Collected data entries
--*--

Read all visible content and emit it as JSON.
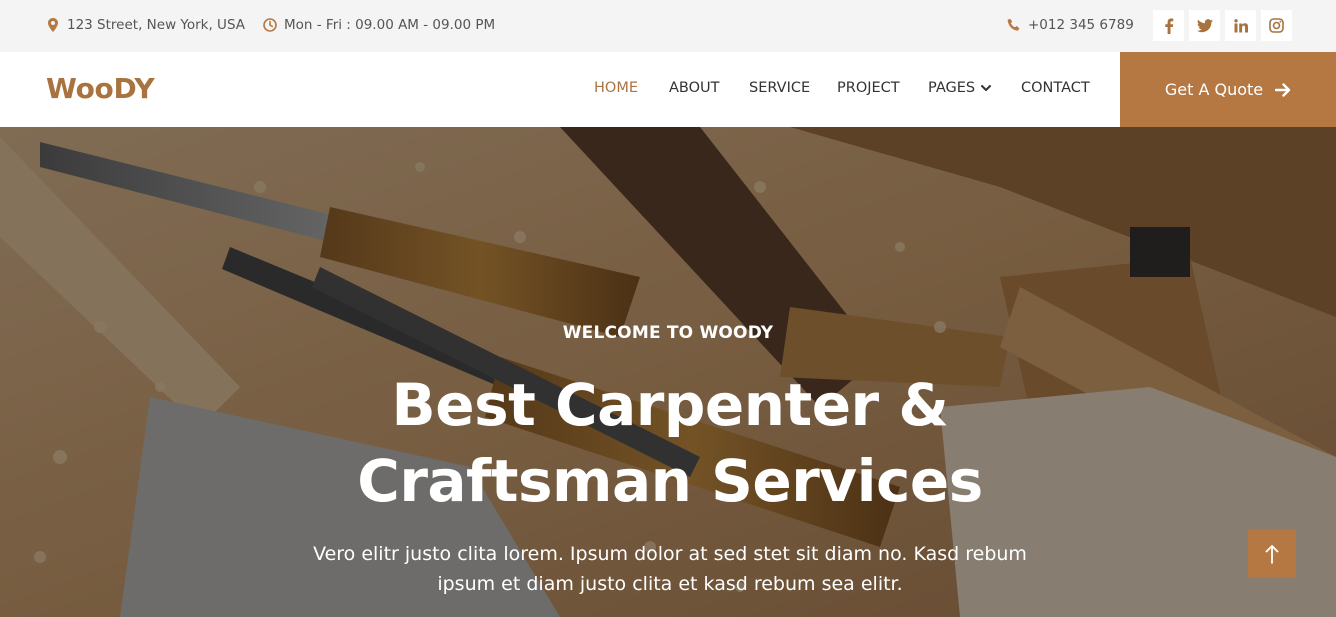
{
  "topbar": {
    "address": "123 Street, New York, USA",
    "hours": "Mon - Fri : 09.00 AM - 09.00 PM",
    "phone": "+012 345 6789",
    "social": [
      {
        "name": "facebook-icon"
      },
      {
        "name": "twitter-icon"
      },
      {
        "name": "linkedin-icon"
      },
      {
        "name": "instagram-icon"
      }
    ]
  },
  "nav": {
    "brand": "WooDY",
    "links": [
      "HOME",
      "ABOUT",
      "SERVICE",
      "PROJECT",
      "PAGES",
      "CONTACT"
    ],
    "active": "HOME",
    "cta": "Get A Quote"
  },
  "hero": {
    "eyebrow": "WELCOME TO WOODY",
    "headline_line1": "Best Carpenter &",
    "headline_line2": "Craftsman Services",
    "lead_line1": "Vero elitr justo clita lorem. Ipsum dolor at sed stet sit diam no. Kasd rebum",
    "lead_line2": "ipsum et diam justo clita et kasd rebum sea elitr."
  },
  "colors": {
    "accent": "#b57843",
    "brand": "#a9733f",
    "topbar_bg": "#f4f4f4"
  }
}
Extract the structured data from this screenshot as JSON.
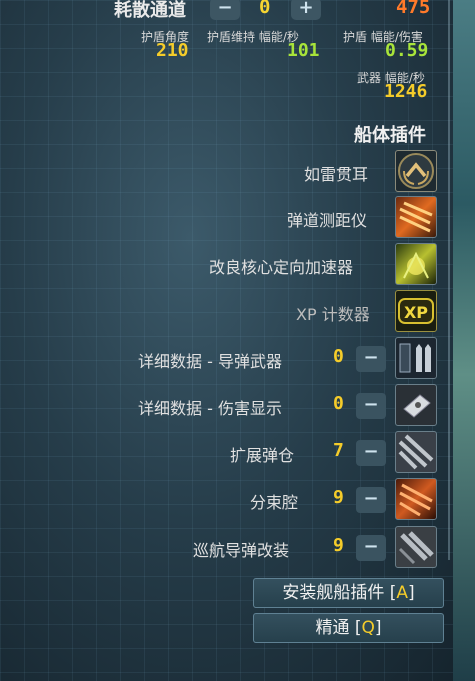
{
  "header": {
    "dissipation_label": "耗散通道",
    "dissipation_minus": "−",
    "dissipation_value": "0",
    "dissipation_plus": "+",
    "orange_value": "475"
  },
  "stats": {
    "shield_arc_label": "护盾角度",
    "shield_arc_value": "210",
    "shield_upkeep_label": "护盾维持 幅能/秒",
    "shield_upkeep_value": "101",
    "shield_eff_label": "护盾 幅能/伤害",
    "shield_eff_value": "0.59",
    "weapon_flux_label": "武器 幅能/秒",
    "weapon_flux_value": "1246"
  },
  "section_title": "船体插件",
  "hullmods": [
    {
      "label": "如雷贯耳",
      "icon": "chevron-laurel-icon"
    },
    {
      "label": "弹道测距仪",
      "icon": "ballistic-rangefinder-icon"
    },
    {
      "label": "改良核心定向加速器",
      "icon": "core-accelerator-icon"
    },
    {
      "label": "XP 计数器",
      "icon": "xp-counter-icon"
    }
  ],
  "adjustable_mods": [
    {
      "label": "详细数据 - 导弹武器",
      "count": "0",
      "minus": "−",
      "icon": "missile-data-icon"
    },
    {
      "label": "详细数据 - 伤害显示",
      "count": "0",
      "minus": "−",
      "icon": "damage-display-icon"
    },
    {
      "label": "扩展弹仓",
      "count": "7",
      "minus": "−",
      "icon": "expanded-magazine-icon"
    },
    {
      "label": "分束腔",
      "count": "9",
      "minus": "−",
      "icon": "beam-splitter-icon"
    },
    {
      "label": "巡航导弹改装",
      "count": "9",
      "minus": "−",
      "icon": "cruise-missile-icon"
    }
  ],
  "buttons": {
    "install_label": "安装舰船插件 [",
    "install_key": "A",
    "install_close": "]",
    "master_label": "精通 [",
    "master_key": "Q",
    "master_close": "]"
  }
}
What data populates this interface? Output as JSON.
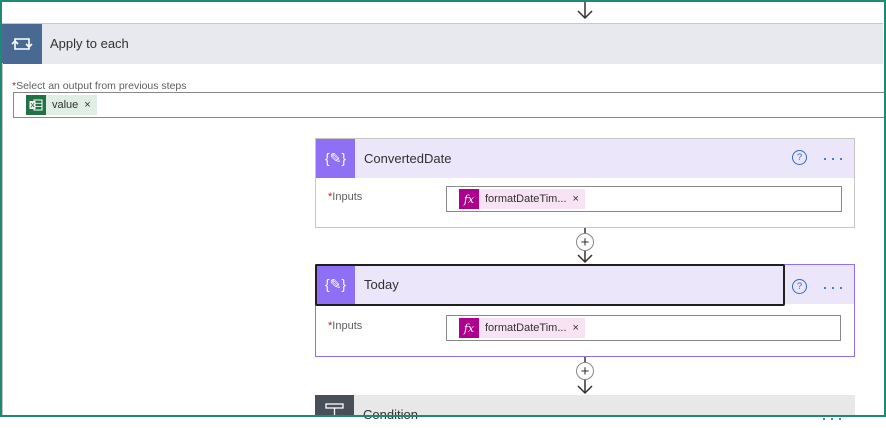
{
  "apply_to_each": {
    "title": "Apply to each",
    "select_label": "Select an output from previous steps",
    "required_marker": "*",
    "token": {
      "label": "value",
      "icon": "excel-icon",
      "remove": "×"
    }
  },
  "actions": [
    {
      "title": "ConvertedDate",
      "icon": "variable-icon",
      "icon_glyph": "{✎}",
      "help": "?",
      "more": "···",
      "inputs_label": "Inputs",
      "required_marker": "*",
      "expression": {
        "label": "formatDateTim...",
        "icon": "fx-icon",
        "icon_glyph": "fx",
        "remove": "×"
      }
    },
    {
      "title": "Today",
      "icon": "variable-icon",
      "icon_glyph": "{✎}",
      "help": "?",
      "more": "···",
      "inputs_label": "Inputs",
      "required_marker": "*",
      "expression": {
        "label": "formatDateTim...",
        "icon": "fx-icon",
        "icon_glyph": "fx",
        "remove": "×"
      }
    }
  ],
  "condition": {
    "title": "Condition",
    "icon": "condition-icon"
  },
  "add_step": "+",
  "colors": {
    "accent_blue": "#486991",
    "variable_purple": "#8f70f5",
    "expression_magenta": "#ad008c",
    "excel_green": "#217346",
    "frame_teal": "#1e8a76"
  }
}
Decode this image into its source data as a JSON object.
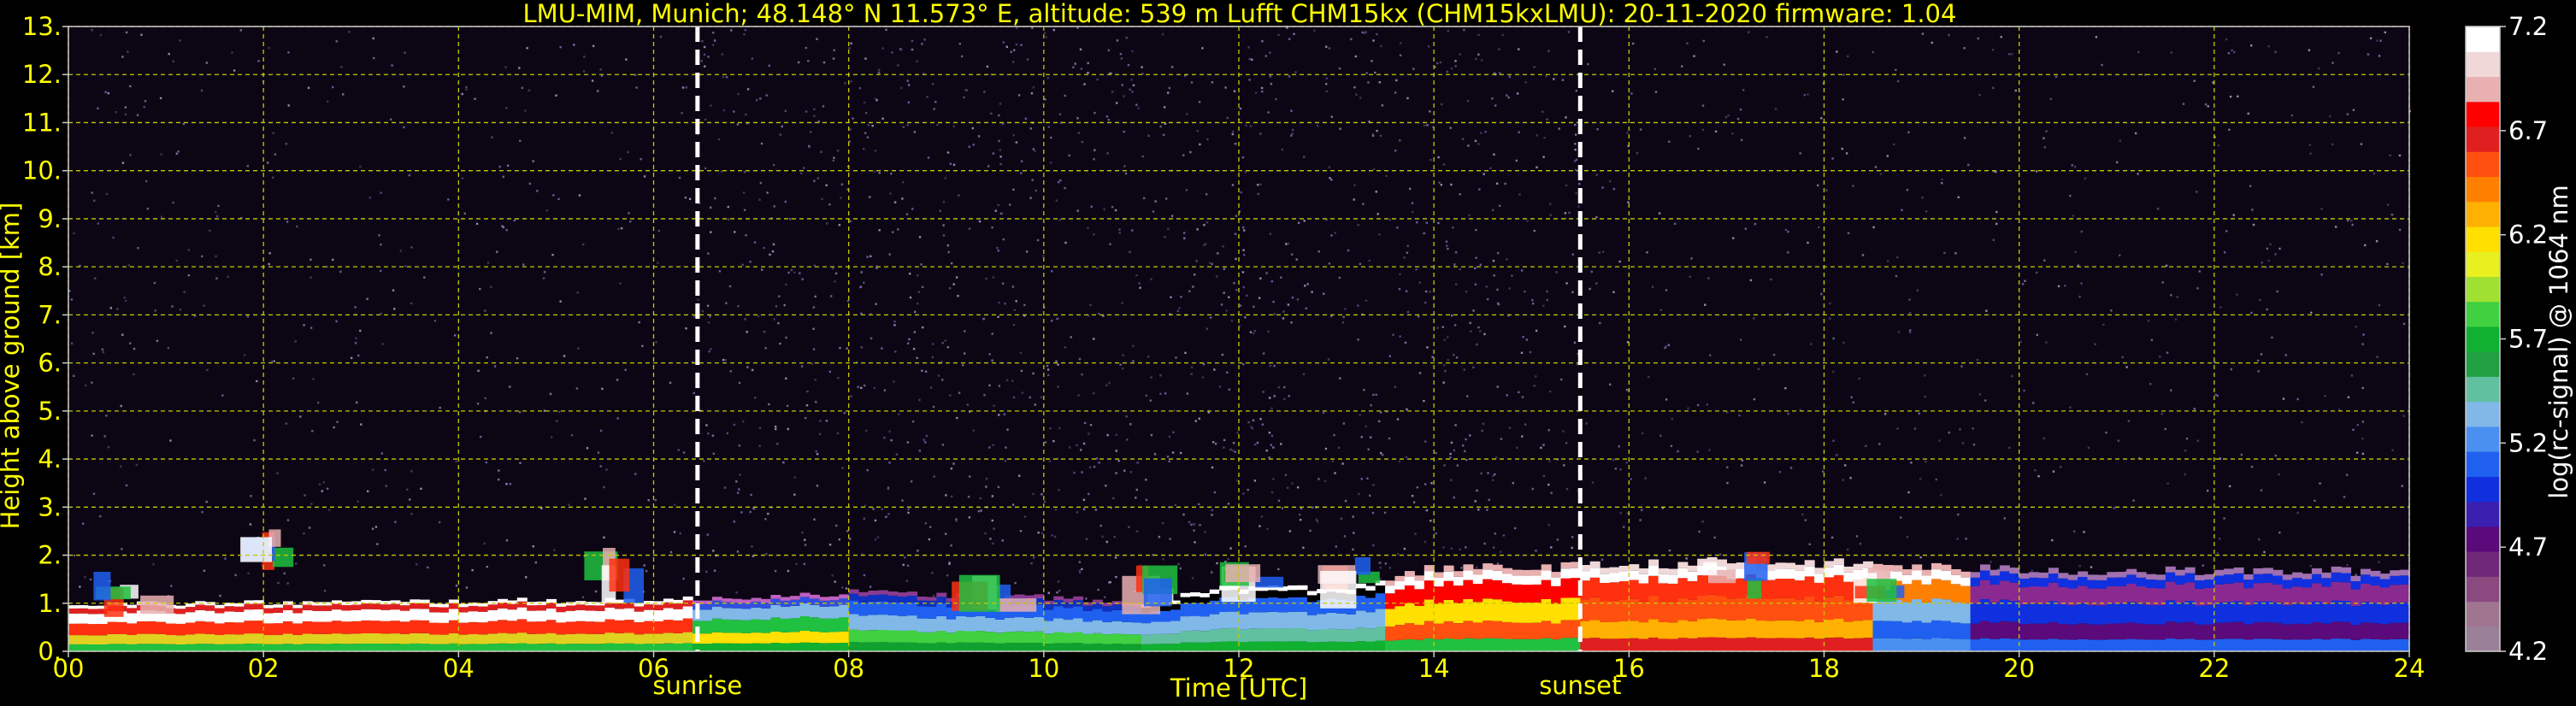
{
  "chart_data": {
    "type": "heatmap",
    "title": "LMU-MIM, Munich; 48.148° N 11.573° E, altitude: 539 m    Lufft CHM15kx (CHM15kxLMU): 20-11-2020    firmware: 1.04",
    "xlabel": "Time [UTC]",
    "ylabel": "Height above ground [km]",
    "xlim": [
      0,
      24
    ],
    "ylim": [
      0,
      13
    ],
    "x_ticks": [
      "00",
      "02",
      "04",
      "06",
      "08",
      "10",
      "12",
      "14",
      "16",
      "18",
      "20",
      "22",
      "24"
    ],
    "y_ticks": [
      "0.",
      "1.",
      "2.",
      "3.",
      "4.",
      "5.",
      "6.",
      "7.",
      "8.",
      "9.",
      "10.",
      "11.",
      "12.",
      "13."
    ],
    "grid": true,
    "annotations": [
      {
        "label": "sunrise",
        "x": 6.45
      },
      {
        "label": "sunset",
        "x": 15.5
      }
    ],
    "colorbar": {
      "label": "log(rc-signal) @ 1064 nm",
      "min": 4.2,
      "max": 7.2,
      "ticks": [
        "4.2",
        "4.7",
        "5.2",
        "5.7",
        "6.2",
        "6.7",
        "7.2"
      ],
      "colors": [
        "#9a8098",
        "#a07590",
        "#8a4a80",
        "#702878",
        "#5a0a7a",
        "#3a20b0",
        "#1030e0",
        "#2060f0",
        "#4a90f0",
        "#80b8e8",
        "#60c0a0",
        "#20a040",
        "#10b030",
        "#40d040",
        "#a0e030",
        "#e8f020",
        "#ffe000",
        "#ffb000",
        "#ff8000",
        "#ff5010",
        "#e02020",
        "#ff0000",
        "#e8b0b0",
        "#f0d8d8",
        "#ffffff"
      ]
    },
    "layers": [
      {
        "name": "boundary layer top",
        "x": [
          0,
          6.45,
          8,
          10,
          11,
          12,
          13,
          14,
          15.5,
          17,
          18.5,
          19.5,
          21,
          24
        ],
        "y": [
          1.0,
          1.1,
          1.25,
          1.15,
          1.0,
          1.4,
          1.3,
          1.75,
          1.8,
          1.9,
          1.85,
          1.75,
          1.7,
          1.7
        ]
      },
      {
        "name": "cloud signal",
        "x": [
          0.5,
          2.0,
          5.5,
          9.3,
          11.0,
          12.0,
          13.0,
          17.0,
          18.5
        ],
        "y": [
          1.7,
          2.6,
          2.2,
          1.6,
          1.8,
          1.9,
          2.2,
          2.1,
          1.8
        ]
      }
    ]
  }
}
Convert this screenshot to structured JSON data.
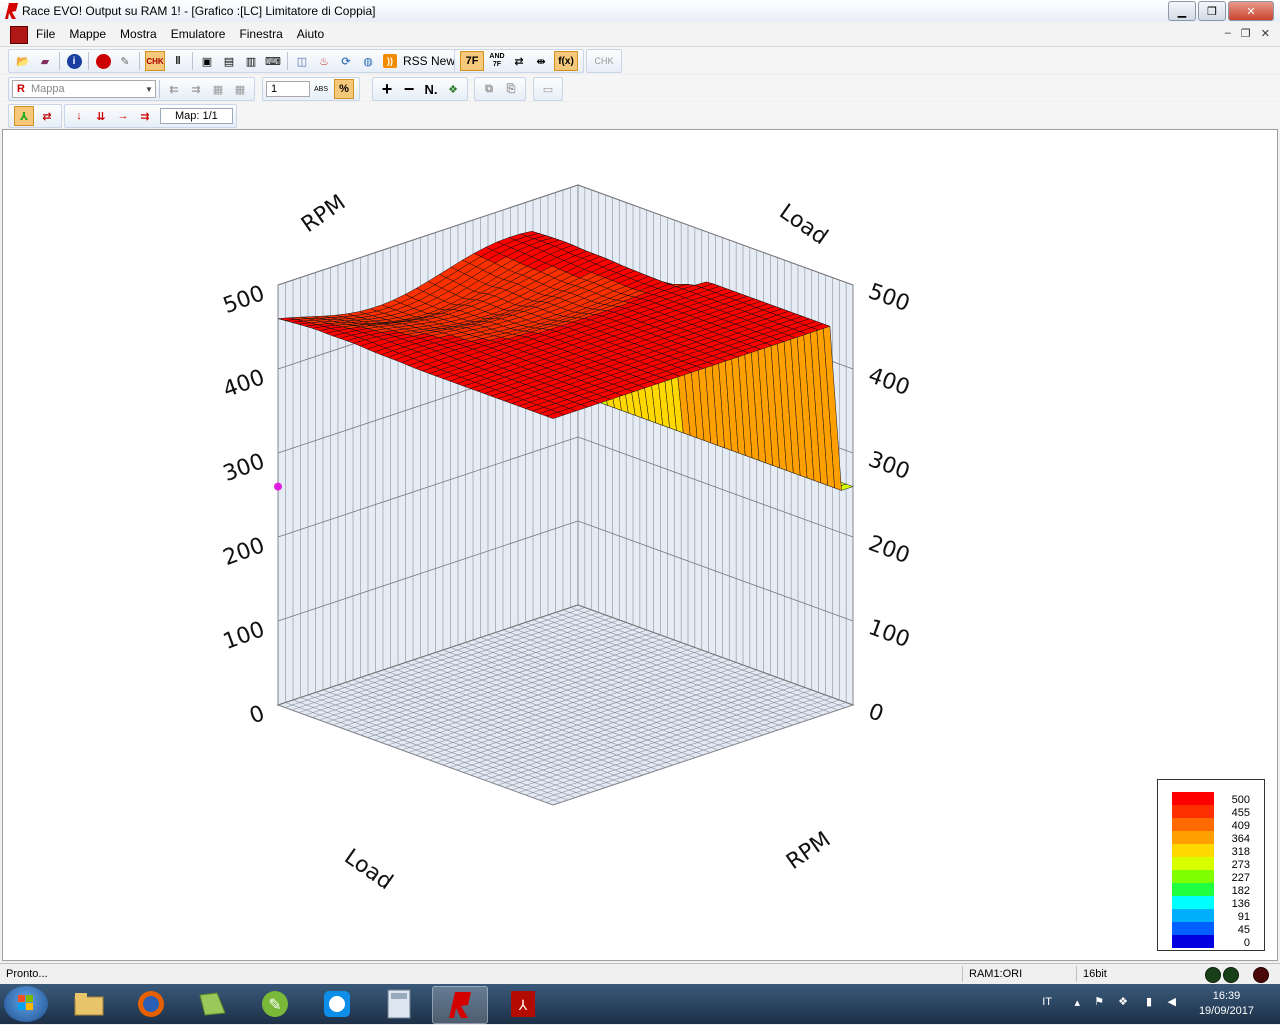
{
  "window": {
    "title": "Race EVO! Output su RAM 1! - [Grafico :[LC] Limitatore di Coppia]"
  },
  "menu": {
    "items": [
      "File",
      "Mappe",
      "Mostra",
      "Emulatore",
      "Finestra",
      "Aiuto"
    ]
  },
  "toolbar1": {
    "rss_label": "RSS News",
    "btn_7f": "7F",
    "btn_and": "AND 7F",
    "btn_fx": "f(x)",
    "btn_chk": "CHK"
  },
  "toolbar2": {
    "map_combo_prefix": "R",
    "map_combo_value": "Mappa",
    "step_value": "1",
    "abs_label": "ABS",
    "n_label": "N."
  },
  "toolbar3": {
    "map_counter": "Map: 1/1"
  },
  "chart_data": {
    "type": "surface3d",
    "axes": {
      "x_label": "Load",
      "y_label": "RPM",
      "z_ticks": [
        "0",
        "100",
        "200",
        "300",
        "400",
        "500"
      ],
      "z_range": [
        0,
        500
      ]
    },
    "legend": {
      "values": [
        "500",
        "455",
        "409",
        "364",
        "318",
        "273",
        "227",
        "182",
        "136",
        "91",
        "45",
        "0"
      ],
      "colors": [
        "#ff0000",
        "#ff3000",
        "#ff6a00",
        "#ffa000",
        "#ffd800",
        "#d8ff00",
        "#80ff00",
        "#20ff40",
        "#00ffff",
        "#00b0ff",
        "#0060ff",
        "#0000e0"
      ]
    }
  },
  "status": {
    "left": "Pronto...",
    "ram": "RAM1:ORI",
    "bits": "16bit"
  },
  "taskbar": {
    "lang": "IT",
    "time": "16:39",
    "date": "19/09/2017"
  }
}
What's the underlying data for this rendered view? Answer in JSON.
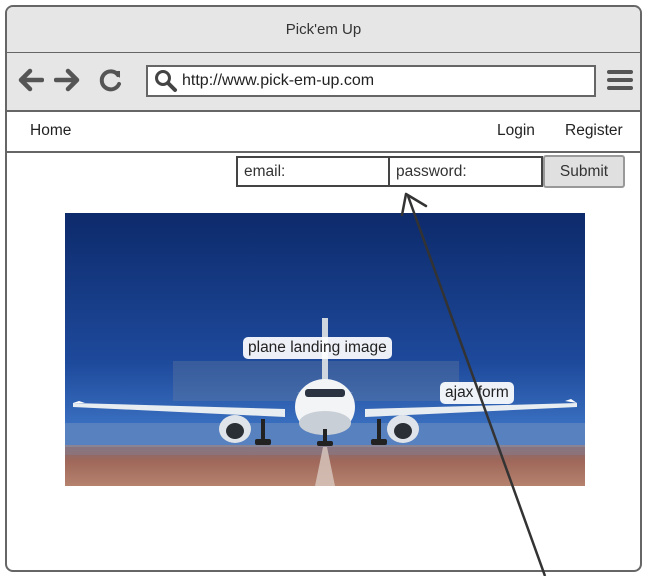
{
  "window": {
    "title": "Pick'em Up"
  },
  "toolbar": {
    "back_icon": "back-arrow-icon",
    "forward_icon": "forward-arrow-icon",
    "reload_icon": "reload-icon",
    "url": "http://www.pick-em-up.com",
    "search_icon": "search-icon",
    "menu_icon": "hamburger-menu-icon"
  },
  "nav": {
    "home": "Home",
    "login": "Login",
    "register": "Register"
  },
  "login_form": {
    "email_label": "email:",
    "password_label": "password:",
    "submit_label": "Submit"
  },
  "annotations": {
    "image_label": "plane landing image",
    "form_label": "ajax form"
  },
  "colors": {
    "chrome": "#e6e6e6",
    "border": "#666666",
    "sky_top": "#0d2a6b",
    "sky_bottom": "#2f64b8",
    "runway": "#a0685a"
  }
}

--*--

▸ Exercise prompt: All lines of the data above that include the word "diam" must be shown.

▸ Complete output:
    "lead_line1": "Vero elitr justo clita lorem. Ipsum dolor at sed stet sit diam no. Kasd rebum",
    "lead_line2": "ipsum et diam justo clita et kasd rebum sea elitr."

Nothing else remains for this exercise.